Set down every record once more, exactly as given.

▬▬▬

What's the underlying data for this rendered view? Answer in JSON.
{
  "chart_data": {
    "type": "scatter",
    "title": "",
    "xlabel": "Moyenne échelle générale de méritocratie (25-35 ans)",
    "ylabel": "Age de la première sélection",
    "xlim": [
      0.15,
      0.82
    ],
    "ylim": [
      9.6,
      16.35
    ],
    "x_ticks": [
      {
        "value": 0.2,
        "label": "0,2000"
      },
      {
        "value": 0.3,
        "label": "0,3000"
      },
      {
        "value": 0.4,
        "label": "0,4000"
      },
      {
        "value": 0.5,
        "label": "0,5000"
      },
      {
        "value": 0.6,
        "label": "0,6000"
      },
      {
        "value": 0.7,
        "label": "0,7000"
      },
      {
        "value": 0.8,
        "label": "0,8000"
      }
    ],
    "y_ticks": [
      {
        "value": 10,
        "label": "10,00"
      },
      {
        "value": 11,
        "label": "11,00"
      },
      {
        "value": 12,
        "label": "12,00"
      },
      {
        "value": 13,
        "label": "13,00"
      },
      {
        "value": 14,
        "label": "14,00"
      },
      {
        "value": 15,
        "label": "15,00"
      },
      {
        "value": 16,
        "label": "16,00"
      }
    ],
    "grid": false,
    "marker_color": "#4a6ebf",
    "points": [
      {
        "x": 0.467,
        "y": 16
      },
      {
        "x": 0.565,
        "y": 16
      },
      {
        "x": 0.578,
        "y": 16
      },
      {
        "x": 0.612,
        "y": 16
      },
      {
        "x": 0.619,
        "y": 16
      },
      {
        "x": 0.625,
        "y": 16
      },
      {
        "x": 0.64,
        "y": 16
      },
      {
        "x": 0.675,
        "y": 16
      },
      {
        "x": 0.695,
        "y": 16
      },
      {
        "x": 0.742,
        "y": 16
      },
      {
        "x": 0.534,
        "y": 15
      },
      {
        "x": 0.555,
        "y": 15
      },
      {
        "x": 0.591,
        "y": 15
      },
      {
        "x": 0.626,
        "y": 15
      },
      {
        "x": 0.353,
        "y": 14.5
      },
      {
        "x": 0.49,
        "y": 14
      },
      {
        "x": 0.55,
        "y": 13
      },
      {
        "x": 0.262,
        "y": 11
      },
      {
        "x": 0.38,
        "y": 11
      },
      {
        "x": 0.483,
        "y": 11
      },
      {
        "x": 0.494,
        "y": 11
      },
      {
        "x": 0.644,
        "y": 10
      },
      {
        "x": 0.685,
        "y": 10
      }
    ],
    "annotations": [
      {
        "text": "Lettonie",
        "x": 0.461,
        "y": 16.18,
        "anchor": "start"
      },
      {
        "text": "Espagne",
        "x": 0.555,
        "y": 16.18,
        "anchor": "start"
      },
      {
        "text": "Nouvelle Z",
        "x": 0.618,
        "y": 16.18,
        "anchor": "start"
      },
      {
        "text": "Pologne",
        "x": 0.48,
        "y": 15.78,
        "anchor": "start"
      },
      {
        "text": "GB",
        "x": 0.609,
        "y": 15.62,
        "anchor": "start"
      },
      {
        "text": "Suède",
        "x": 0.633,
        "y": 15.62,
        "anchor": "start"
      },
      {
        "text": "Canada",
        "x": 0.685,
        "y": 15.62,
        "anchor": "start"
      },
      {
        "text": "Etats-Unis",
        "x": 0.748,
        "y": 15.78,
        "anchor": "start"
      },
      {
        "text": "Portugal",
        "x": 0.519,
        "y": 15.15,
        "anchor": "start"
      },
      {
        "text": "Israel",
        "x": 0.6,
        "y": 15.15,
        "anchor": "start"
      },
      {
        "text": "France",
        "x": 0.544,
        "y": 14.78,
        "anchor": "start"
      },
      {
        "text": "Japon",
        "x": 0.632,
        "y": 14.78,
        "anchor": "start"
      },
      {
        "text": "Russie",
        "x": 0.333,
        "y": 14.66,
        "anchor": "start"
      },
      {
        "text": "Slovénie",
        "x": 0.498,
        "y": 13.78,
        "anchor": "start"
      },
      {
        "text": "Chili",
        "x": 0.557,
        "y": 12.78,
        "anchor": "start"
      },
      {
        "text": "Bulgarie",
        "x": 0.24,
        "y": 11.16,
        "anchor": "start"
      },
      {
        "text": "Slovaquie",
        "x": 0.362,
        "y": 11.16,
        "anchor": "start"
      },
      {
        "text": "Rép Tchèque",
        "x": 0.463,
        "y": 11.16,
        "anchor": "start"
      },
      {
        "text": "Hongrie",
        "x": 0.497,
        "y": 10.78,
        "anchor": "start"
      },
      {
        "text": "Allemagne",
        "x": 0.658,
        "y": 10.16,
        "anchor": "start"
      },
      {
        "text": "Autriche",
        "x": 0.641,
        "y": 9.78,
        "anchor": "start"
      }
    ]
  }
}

▬▬▬

--- Exercise response ---
What's the underlying data for this rendered view? Answer in JSON.
{
  "chart_data": {
    "type": "scatter",
    "title": "",
    "xlabel": "Moyenne échelle générale de méritocratie (25-35 ans)",
    "ylabel": "Age de la première sélection",
    "xlim": [
      0.15,
      0.82
    ],
    "ylim": [
      9.6,
      16.35
    ],
    "x_ticks": [
      {
        "value": 0.2,
        "label": "0,2000"
      },
      {
        "value": 0.3,
        "label": "0,3000"
      },
      {
        "value": 0.4,
        "label": "0,4000"
      },
      {
        "value": 0.5,
        "label": "0,5000"
      },
      {
        "value": 0.6,
        "label": "0,6000"
      },
      {
        "value": 0.7,
        "label": "0,7000"
      },
      {
        "value": 0.8,
        "label": "0,8000"
      }
    ],
    "y_ticks": [
      {
        "value": 10,
        "label": "10,00"
      },
      {
        "value": 11,
        "label": "11,00"
      },
      {
        "value": 12,
        "label": "12,00"
      },
      {
        "value": 13,
        "label": "13,00"
      },
      {
        "value": 14,
        "label": "14,00"
      },
      {
        "value": 15,
        "label": "15,00"
      },
      {
        "value": 16,
        "label": "16,00"
      }
    ],
    "grid": false,
    "marker_color": "#4a6ebf",
    "points": [
      {
        "x": 0.467,
        "y": 16
      },
      {
        "x": 0.565,
        "y": 16
      },
      {
        "x": 0.578,
        "y": 16
      },
      {
        "x": 0.612,
        "y": 16
      },
      {
        "x": 0.619,
        "y": 16
      },
      {
        "x": 0.625,
        "y": 16
      },
      {
        "x": 0.64,
        "y": 16
      },
      {
        "x": 0.675,
        "y": 16
      },
      {
        "x": 0.695,
        "y": 16
      },
      {
        "x": 0.742,
        "y": 16
      },
      {
        "x": 0.534,
        "y": 15
      },
      {
        "x": 0.555,
        "y": 15
      },
      {
        "x": 0.591,
        "y": 15
      },
      {
        "x": 0.626,
        "y": 15
      },
      {
        "x": 0.353,
        "y": 14.5
      },
      {
        "x": 0.49,
        "y": 14
      },
      {
        "x": 0.55,
        "y": 13
      },
      {
        "x": 0.262,
        "y": 11
      },
      {
        "x": 0.38,
        "y": 11
      },
      {
        "x": 0.483,
        "y": 11
      },
      {
        "x": 0.494,
        "y": 11
      },
      {
        "x": 0.644,
        "y": 10
      },
      {
        "x": 0.685,
        "y": 10
      }
    ],
    "annotations": [
      {
        "text": "Lettonie",
        "x": 0.461,
        "y": 16.18,
        "anchor": "start"
      },
      {
        "text": "Espagne",
        "x": 0.555,
        "y": 16.18,
        "anchor": "start"
      },
      {
        "text": "Nouvelle Z",
        "x": 0.618,
        "y": 16.18,
        "anchor": "start"
      },
      {
        "text": "Pologne",
        "x": 0.48,
        "y": 15.78,
        "anchor": "start"
      },
      {
        "text": "GB",
        "x": 0.609,
        "y": 15.62,
        "anchor": "start"
      },
      {
        "text": "Suède",
        "x": 0.633,
        "y": 15.62,
        "anchor": "start"
      },
      {
        "text": "Canada",
        "x": 0.685,
        "y": 15.62,
        "anchor": "start"
      },
      {
        "text": "Etats-Unis",
        "x": 0.748,
        "y": 15.78,
        "anchor": "start"
      },
      {
        "text": "Portugal",
        "x": 0.519,
        "y": 15.15,
        "anchor": "start"
      },
      {
        "text": "Israel",
        "x": 0.6,
        "y": 15.15,
        "anchor": "start"
      },
      {
        "text": "France",
        "x": 0.544,
        "y": 14.78,
        "anchor": "start"
      },
      {
        "text": "Japon",
        "x": 0.632,
        "y": 14.78,
        "anchor": "start"
      },
      {
        "text": "Russie",
        "x": 0.333,
        "y": 14.66,
        "anchor": "start"
      },
      {
        "text": "Slovénie",
        "x": 0.498,
        "y": 13.78,
        "anchor": "start"
      },
      {
        "text": "Chili",
        "x": 0.557,
        "y": 12.78,
        "anchor": "start"
      },
      {
        "text": "Bulgarie",
        "x": 0.24,
        "y": 11.16,
        "anchor": "start"
      },
      {
        "text": "Slovaquie",
        "x": 0.362,
        "y": 11.16,
        "anchor": "start"
      },
      {
        "text": "Rép Tchèque",
        "x": 0.463,
        "y": 11.16,
        "anchor": "start"
      },
      {
        "text": "Hongrie",
        "x": 0.497,
        "y": 10.78,
        "anchor": "start"
      },
      {
        "text": "Allemagne",
        "x": 0.658,
        "y": 10.16,
        "anchor": "start"
      },
      {
        "text": "Autriche",
        "x": 0.641,
        "y": 9.78,
        "anchor": "start"
      }
    ]
  }
}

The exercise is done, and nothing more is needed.